▸ **Written problem**:
Copy out the lines that have "zmiana" in them.

▸ **Provided material**:
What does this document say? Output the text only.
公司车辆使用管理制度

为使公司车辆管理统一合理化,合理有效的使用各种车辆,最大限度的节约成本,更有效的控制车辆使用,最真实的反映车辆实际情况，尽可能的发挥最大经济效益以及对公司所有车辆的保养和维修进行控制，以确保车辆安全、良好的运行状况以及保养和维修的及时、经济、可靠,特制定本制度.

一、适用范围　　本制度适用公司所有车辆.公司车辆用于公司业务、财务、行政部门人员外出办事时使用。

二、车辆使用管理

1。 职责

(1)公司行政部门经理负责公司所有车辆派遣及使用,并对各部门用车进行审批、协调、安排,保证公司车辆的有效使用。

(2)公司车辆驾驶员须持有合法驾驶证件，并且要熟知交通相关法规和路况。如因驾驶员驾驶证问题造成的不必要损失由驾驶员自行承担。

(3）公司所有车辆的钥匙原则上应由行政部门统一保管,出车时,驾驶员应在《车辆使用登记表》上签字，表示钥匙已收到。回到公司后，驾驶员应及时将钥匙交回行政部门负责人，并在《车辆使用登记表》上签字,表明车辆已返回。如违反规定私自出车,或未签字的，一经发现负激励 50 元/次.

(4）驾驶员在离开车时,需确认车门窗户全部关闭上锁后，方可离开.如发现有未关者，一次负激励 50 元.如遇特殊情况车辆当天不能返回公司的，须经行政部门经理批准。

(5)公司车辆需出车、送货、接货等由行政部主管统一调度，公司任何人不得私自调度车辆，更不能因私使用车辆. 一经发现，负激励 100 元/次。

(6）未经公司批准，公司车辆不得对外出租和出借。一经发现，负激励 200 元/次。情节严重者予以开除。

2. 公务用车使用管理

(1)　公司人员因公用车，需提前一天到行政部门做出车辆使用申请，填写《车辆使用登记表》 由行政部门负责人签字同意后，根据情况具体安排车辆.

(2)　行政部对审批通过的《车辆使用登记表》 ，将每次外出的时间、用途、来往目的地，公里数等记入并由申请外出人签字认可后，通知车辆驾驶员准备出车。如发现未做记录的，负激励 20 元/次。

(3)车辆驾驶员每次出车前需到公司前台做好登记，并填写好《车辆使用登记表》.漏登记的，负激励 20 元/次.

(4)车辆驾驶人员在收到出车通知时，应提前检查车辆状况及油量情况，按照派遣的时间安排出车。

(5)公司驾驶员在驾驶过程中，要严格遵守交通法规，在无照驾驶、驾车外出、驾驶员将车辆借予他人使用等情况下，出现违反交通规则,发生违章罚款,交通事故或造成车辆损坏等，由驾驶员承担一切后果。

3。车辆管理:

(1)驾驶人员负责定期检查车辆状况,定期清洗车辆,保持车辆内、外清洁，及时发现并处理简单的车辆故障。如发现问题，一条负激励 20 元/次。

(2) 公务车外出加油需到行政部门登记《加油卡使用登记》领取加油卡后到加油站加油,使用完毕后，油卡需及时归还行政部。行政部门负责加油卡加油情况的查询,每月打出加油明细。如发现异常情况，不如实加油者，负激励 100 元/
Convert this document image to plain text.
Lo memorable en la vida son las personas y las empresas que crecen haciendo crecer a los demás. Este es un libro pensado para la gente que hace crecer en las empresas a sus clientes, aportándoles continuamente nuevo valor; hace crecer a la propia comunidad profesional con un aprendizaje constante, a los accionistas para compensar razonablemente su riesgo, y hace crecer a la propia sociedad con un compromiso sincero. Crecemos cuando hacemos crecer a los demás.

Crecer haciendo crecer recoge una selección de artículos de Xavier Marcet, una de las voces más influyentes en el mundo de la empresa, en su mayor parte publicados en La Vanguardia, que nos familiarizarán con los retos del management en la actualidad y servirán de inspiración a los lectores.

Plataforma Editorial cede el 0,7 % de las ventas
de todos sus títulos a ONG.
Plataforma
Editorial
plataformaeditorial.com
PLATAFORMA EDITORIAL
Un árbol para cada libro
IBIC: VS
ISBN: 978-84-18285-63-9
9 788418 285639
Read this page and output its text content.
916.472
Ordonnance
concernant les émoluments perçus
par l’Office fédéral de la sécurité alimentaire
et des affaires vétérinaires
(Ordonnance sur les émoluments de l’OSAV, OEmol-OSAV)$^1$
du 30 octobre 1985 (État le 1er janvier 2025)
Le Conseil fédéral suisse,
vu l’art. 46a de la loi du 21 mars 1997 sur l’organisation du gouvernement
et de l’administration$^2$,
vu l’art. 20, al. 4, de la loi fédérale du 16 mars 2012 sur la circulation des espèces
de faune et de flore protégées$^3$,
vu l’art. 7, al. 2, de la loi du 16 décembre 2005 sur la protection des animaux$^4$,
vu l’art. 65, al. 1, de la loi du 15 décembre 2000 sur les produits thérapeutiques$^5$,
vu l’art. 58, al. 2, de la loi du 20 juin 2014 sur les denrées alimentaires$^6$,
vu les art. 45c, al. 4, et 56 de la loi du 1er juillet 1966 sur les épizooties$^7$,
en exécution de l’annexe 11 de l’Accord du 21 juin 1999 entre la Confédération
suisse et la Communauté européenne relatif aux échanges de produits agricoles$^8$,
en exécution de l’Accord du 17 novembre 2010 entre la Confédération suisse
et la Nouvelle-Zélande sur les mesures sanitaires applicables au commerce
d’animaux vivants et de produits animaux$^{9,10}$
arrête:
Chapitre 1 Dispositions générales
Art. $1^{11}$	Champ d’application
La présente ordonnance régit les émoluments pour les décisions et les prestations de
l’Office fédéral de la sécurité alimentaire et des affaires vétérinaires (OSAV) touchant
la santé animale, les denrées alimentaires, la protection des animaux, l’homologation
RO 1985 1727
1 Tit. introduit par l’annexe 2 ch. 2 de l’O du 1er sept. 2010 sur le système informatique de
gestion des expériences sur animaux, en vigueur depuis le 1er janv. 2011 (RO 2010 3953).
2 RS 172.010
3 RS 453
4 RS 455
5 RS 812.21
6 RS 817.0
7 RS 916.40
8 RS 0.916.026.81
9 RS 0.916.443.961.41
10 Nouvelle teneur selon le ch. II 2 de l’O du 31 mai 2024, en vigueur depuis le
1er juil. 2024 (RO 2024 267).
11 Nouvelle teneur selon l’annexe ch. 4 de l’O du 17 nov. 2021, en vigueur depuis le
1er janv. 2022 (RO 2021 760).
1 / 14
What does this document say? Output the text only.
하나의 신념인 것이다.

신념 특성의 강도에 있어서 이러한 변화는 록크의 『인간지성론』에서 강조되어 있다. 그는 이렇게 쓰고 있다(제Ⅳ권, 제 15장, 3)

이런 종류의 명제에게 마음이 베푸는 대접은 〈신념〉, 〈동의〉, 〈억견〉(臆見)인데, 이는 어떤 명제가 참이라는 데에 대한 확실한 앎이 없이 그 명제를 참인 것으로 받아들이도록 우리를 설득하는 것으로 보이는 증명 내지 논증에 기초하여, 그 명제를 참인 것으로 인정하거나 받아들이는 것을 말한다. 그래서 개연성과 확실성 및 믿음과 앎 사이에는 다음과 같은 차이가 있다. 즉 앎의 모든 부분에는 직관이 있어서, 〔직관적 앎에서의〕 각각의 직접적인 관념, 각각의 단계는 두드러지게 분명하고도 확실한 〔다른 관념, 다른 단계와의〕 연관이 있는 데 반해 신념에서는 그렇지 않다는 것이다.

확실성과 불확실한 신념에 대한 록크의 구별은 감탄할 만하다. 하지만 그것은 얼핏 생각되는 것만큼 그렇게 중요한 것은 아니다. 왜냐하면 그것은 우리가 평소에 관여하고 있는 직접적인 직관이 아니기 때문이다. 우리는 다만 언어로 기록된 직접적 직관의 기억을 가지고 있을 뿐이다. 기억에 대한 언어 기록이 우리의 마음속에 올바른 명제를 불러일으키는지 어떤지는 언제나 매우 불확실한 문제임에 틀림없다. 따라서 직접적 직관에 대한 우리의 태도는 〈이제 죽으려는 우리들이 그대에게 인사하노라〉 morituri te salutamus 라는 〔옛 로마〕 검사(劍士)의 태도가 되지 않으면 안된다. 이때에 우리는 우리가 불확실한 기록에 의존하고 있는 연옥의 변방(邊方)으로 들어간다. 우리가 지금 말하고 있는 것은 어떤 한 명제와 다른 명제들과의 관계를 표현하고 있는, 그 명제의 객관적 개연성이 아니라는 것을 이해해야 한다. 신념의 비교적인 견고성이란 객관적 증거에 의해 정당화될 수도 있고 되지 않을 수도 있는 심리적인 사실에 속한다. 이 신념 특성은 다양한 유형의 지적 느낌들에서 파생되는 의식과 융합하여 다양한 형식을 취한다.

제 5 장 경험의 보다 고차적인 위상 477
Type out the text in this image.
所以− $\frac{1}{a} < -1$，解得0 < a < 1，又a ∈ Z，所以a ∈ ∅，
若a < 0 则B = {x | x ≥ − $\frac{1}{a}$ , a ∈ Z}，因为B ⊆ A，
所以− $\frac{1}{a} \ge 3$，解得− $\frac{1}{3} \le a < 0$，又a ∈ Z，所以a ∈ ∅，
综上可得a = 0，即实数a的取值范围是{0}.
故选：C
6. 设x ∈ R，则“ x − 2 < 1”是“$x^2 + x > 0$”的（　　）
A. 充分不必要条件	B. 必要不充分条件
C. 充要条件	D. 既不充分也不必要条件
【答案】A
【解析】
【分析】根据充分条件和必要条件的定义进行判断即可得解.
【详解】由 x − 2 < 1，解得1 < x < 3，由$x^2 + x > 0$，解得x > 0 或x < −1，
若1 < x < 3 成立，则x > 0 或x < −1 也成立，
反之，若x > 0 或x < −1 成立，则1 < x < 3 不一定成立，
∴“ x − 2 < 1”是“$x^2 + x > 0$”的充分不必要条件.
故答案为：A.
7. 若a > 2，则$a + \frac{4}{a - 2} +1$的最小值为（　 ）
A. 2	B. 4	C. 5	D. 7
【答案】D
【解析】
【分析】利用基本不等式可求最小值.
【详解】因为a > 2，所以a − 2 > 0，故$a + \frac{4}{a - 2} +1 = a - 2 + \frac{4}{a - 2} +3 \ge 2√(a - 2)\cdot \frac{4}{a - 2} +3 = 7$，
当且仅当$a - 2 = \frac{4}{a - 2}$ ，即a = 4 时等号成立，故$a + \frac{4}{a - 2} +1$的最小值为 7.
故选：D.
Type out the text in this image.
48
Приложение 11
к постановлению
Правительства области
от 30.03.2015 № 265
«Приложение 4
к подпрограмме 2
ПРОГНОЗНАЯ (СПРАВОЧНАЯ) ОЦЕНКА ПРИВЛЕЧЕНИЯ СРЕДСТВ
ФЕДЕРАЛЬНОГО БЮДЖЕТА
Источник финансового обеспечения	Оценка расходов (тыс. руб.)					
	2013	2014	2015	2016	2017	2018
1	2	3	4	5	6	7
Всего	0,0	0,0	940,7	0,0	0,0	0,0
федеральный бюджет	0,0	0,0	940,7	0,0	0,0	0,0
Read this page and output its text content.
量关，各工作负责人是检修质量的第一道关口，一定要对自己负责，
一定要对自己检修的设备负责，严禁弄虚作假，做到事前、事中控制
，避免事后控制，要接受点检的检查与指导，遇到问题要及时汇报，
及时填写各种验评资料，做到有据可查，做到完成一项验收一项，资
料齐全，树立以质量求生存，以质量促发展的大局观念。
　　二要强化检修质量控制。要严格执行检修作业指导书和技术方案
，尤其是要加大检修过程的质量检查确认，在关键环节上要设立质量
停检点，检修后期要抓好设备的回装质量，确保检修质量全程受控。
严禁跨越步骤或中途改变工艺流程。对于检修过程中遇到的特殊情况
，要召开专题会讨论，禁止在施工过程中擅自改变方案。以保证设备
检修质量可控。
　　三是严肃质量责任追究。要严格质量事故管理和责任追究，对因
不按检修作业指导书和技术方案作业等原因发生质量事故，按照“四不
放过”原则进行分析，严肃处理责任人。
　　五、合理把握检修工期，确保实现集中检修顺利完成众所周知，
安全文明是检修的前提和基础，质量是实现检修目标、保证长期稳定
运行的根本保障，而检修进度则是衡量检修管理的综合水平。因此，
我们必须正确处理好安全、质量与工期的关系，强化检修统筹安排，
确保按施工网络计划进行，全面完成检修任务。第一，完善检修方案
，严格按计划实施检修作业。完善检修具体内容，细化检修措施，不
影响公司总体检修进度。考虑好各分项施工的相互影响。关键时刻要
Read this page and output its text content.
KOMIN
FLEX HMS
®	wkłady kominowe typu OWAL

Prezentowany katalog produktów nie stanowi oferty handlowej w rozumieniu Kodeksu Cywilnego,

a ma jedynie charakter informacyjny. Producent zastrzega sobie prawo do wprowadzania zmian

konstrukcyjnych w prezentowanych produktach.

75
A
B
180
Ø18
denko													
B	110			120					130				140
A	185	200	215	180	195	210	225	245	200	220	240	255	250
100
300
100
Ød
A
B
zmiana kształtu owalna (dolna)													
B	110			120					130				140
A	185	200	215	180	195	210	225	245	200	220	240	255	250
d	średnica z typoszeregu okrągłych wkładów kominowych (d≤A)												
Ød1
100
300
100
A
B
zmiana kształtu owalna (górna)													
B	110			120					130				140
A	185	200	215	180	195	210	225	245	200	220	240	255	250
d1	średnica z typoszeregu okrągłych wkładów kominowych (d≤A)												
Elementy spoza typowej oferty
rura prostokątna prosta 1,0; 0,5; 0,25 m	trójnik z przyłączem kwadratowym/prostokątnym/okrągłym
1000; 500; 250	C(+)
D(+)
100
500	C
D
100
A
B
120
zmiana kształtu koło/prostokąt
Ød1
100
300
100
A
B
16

▸ **Written reply**:
zmiana kształtu owalna (dolna)													
zmiana kształtu owalna (górna)													
zmiana kształtu koło/prostokąt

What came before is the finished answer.